### What to do
Scan the data for "объема" and copy the lines it appears in.

***

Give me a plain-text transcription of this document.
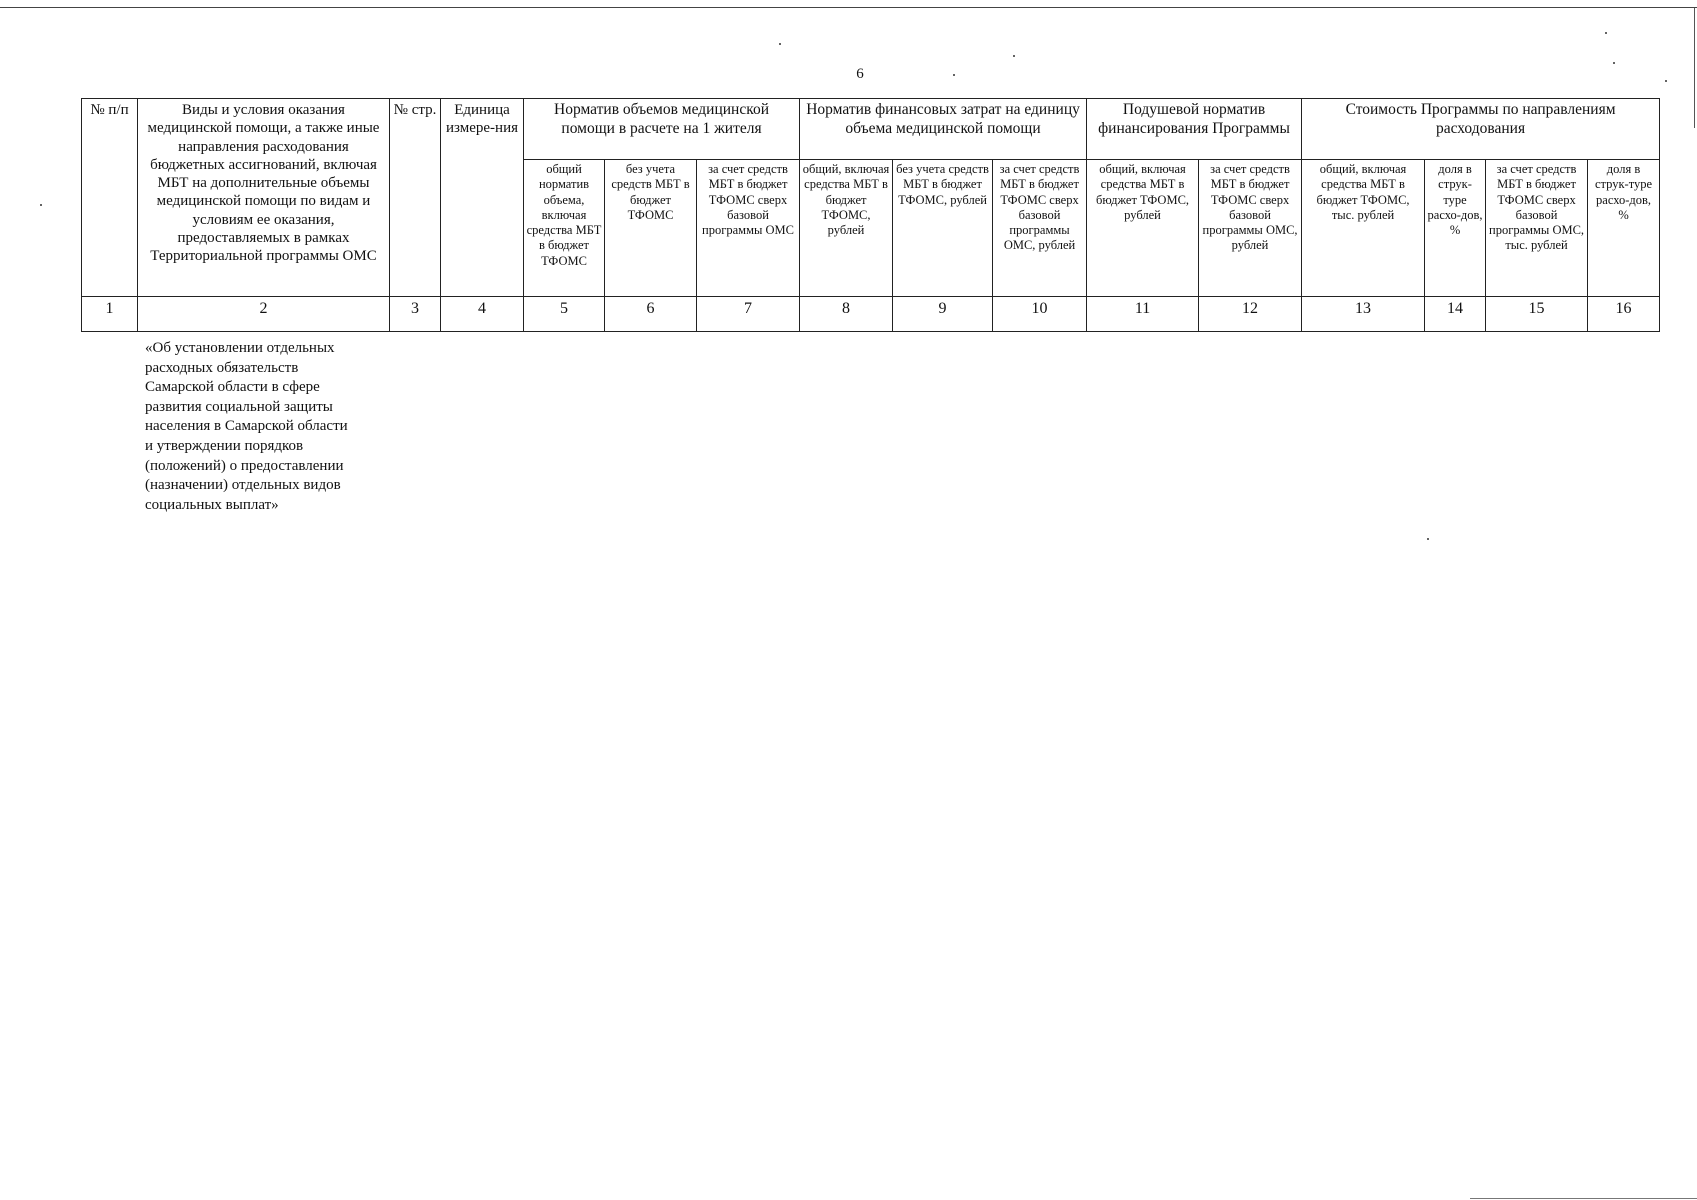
6
№ п/п	Виды и условия оказания медицинской помощи, а также иные направления расходования бюджетных ассигнований, включая МБТ на дополнительные объемы медицинской помощи по видам и условиям ее оказания, предоставляемых в рамках Территориальной программы ОМС	№ стр.	Единица измере-ния	Норматив объемов медицинской помощи в расчете на 1 жителя			Норматив финансовых затрат на единицу объема медицинской помощи			Подушевой норматив финансирования Программы		Стоимость Программы по направлениям расходования			
				общий норматив объема, включая средства МБТ в бюджет ТФОМС	без учета средств МБТ в бюджет ТФОМС	за счет средств МБТ в бюджет ТФОМС сверх базовой программы ОМС	общий, включая средства МБТ в бюджет ТФОМС, рублей	без учета средств МБТ в бюджет ТФОМС, рублей	за счет средств МБТ в бюджет ТФОМС сверх базовой программы ОМС, рублей	общий, включая средства МБТ в бюджет ТФОМС, рублей	за счет средств МБТ в бюджет ТФОМС сверх базовой программы ОМС, рублей	общий, включая средства МБТ в бюджет ТФОМС, тыс. рублей	доля в струк-туре расхо-дов, %	за счет средств МБТ в бюджет ТФОМС сверх базовой программы ОМС, тыс. рублей	доля в струк-туре расхо-дов, %
1	2	3	4	5	6	7	8	9	10	11	12	13	14	15	16
«Об установлении отдельных
расходных обязательств
Самарской области в сфере
развития социальной защиты
населения в Самарской области
и утверждении порядков
(положений) о предоставлении
(назначении) отдельных видов
социальных выплат»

***

### Solution below
№ п/п	Виды и условия оказания медицинской помощи, а также иные направления расходования бюджетных ассигнований, включая МБТ на дополнительные объемы медицинской помощи по видам и условиям ее оказания, предоставляемых в рамках Территориальной программы ОМС	№ стр.	Единица измере-ния	Норматив объемов медицинской помощи в расчете на 1 жителя			Норматив финансовых затрат на единицу объема медицинской помощи			Подушевой норматив финансирования Программы		Стоимость Программы по направлениям расходования			
				общий норматив объема, включая средства МБТ в бюджет ТФОМС	без учета средств МБТ в бюджет ТФОМС	за счет средств МБТ в бюджет ТФОМС сверх базовой программы ОМС	общий, включая средства МБТ в бюджет ТФОМС, рублей	без учета средств МБТ в бюджет ТФОМС, рублей	за счет средств МБТ в бюджет ТФОМС сверх базовой программы ОМС, рублей	общий, включая средства МБТ в бюджет ТФОМС, рублей	за счет средств МБТ в бюджет ТФОМС сверх базовой программы ОМС, рублей	общий, включая средства МБТ в бюджет ТФОМС, тыс. рублей	доля в струк-туре расхо-дов, %	за счет средств МБТ в бюджет ТФОМС сверх базовой программы ОМС, тыс. рублей	доля в струк-туре расхо-дов, %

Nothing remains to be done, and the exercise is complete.